:: EXERCISE BRIEF ::
Can you render all of the entries below as a two-column CSV with the headers text and answer, giving one row per entry, with its text and its answer each in a single quoted field and every line break turned into a space?

:: EXERCISE INPUTS ::
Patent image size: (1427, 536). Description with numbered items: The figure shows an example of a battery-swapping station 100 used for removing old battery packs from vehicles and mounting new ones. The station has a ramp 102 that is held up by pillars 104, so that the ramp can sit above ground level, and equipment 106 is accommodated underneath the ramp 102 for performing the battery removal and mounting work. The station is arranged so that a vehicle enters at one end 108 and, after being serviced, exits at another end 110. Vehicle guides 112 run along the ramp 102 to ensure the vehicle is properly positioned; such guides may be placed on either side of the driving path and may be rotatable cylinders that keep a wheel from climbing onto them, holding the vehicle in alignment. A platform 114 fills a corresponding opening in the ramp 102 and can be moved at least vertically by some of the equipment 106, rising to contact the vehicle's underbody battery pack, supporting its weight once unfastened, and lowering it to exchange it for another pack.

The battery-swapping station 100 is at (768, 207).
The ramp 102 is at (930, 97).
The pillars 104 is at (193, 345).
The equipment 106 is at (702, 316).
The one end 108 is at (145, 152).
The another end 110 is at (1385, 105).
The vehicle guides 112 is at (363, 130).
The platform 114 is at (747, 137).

:: RESPONSE TO THE EXERCISE ::
text,answer
"Patent image size: (1427, 536). Description with numbered items: The figure shows an example of a battery-swapping station 100 used for removing old battery packs from vehicles and mounting new ones. The station has a ramp 102 that is held up by pillars 104, so that the ramp can sit above ground level, and equipment 106 is accommodated underneath the ramp 102 for performing the battery removal and mounting work. The station is arranged so that a vehicle enters at one end 108 and, after being serviced, exits at another end 110. Vehicle guides 112 run along the ramp 102 to ensure the vehicle is properly positioned; such guides may be placed on either side of the driving path and may be rotatable cylinders that keep a wheel from climbing onto them, holding the vehicle in alignment. A platform 114 fills a corresponding opening in the ramp 102 and can be moved at least vertically by some of the equipment 106, rising to contact the vehicle's underbody battery pack, supporting its weight once unfastened, and lowering it to exchange it for another pack.","The battery-swapping station 100 is at (768, 207). The ramp 102 is at (930, 97). The pillars 104 is at (193, 345). The equipment 106 is at (702, 316). The one end 108 is at (145, 152). The another end 110 is at (1385, 105). The vehicle guides 112 is at (363, 130). The platform 114 is at (747, 137)."